Отрывок –
* * * * * * *
Международное право при отсутствии единого всемирного правительства (monarchia mundi Данте) принимает форму уважения к государствам как правовым образованиям. Государства считают своим правом объединяться против неправовых образований, как Священный союз против Наполеона. Военное вмешательство мира грозит государствам, которые подали повод для вмешательства. В этом смысл выражения «справедливая война»: дело в конечном счете идет, пусть номинально, о восстановлении права в мире. При этом вовсе не необходимо, чтобы нации, объединившиеся во имя справедливости, были каждая в отдельности воплощением права. В правовом отношении они могут стоять хотя бы и на том же уровне, чем наказываемое ими государство. Война будет вестись всё равно под знаменем идеала.
* * * * * * *
Исходные данные –

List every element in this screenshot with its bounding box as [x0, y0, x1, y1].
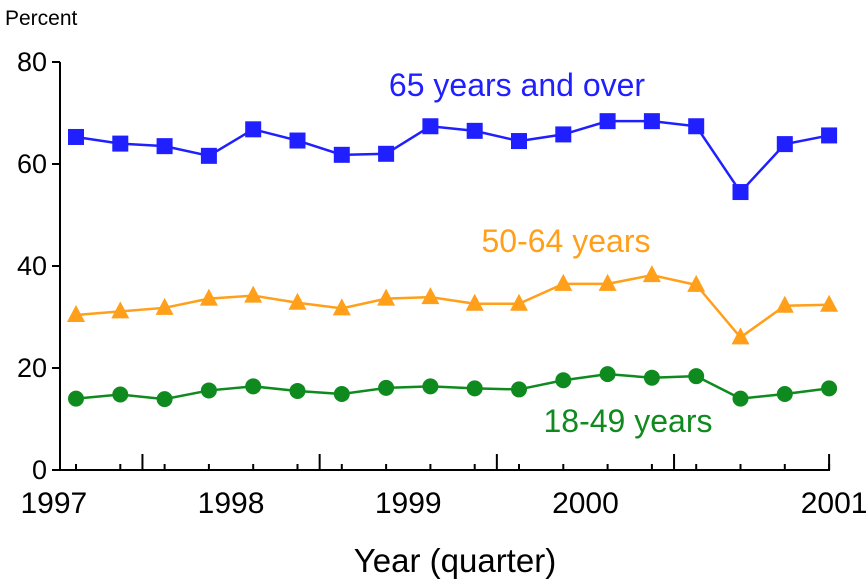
* * * * * * *
Что сделать –
**A)** Переведите на английский это предложение из отрывка: «При этом вовсе не необходимо, чтобы нации, объединившиеся во имя справедливости, были каждая в отдельности воплощением права».
**B)** Воспроизведите из отрывка слово в слово всё, от «Международное право при» и до «под знаменем идеала.» включительно.
Перечень — отдельный материал, с отрывком он не связан.

Ответы по порядку –
**A)** Moreover, it is not at all necessary that the nations united in the name of justice should each, taken separately, be an embodiment of law.

**B)**
Международное право при отсутствии единого всемирного правительства (monarchia mundi Данте) принимает форму уважения к государствам как правовым образованиям. Государства считают своим правом объединяться против неправовых образований, как Священный союз против Наполеона. Военное вмешательство мира грозит государствам, которые подали повод для вмешательства. В этом смысл выражения «справедливая война»: дело в конечном счете идет, пусть номинально, о восстановлении права в мире. При этом вовсе не необходимо, чтобы нации, объединившиеся во имя справедливости, были каждая в отдельности воплощением права. В правовом отношении они могут стоять хотя бы и на том же уровне, чем наказываемое ими государство. Война будет вестись всё равно под знаменем идеала.